### Exercise requirements:
Below is a listing to transcribe in full and exactly; keep the pictures out.

○ ○ ○

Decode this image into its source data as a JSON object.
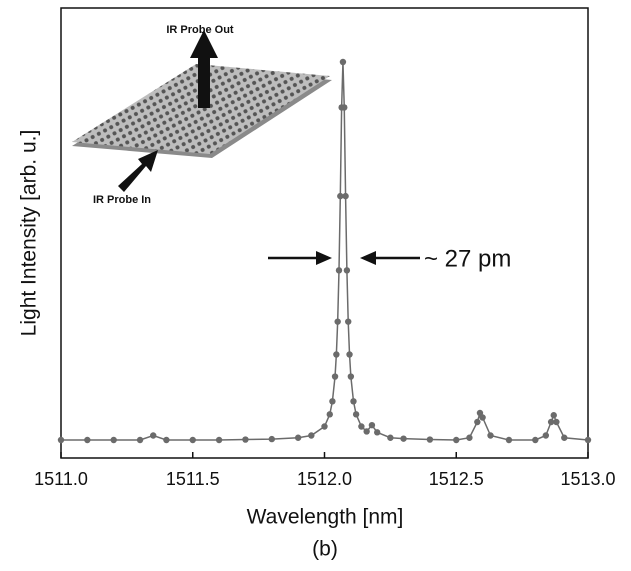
{
  "chart_data": {
    "type": "line",
    "x_label": "Wavelength [nm]",
    "y_label": "Light Intensity [arb. u.]",
    "caption": "(b)",
    "annotations": [
      "IR Probe Out",
      "IR Probe In",
      "~ 27 pm"
    ],
    "xlim": [
      1511.0,
      1513.0
    ],
    "xticks": [
      {
        "value": 1511.0,
        "label": "1511.0"
      },
      1511.5,
      {
        "value": 1512.0,
        "label": "1512.0"
      },
      1512.5,
      {
        "value": 1513.0,
        "label": "1513.0"
      }
    ],
    "ylim": [
      0,
      100
    ],
    "series": [
      {
        "color": "#6b6b6b",
        "x": [
          1511.0,
          1511.1,
          1511.2,
          1511.3,
          1511.35,
          1511.4,
          1511.5,
          1511.6,
          1511.7,
          1511.8,
          1511.9,
          1511.95,
          1512.0,
          1512.02,
          1512.03,
          1512.04,
          1512.045,
          1512.05,
          1512.055,
          1512.06,
          1512.065,
          1512.07,
          1512.075,
          1512.08,
          1512.085,
          1512.09,
          1512.095,
          1512.1,
          1512.11,
          1512.12,
          1512.14,
          1512.16,
          1512.18,
          1512.2,
          1512.25,
          1512.3,
          1512.4,
          1512.5,
          1512.55,
          1512.58,
          1512.59,
          1512.6,
          1512.63,
          1512.7,
          1512.8,
          1512.84,
          1512.86,
          1512.87,
          1512.88,
          1512.91,
          1513.0
        ],
        "values": [
          4,
          4,
          4,
          4,
          5,
          4,
          4,
          4,
          4.1,
          4.2,
          4.5,
          5,
          7,
          9.7,
          12.6,
          18.1,
          23,
          30.3,
          41.7,
          58.2,
          77.9,
          88,
          77.9,
          58.2,
          41.7,
          30.3,
          23,
          18.1,
          12.6,
          9.7,
          7,
          5.9,
          7.3,
          5.7,
          4.5,
          4.3,
          4.1,
          4,
          4.5,
          8,
          10,
          9,
          5,
          4,
          4,
          5,
          8,
          9.5,
          8,
          4.5,
          4
        ]
      }
    ]
  }
}
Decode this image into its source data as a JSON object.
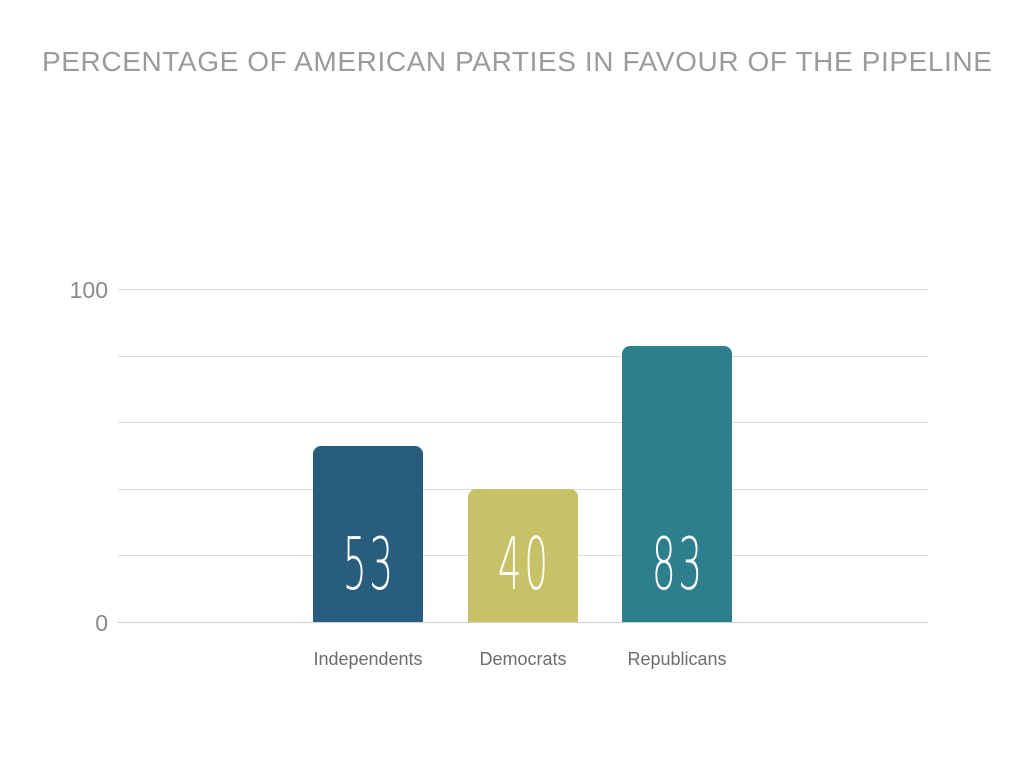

○ ○ ○

### Finished exercise:
Decode this image into its source data as a JSON object.
{
  "chart_data": {
    "type": "line",
    "x_label": "Wavelength [nm]",
    "y_label": "Light Intensity [arb. u.]",
    "caption": "(b)",
    "annotations": [
      "IR Probe Out",
      "IR Probe In",
      "~ 27 pm"
    ],
    "xlim": [
      1511.0,
      1513.0
    ],
    "xticks": [
      {
        "value": 1511.0,
        "label": "1511.0"
      },
      1511.5,
      {
        "value": 1512.0,
        "label": "1512.0"
      },
      1512.5,
      {
        "value": 1513.0,
        "label": "1513.0"
      }
    ],
    "ylim": [
      0,
      100
    ],
    "series": [
      {
        "color": "#6b6b6b",
        "x": [
          1511.0,
          1511.1,
          1511.2,
          1511.3,
          1511.35,
          1511.4,
          1511.5,
          1511.6,
          1511.7,
          1511.8,
          1511.9,
          1511.95,
          1512.0,
          1512.02,
          1512.03,
          1512.04,
          1512.045,
          1512.05,
          1512.055,
          1512.06,
          1512.065,
          1512.07,
          1512.075,
          1512.08,
          1512.085,
          1512.09,
          1512.095,
          1512.1,
          1512.11,
          1512.12,
          1512.14,
          1512.16,
          1512.18,
          1512.2,
          1512.25,
          1512.3,
          1512.4,
          1512.5,
          1512.55,
          1512.58,
          1512.59,
          1512.6,
          1512.63,
          1512.7,
          1512.8,
          1512.84,
          1512.86,
          1512.87,
          1512.88,
          1512.91,
          1513.0
        ],
        "values": [
          4,
          4,
          4,
          4,
          5,
          4,
          4,
          4,
          4.1,
          4.2,
          4.5,
          5,
          7,
          9.7,
          12.6,
          18.1,
          23,
          30.3,
          41.7,
          58.2,
          77.9,
          88,
          77.9,
          58.2,
          41.7,
          30.3,
          23,
          18.1,
          12.6,
          9.7,
          7,
          5.9,
          7.3,
          5.7,
          4.5,
          4.3,
          4.1,
          4,
          4.5,
          8,
          10,
          9,
          5,
          4,
          4,
          5,
          8,
          9.5,
          8,
          4.5,
          4
        ]
      }
    ]
  }
}
Decode this image into its source data as a JSON object.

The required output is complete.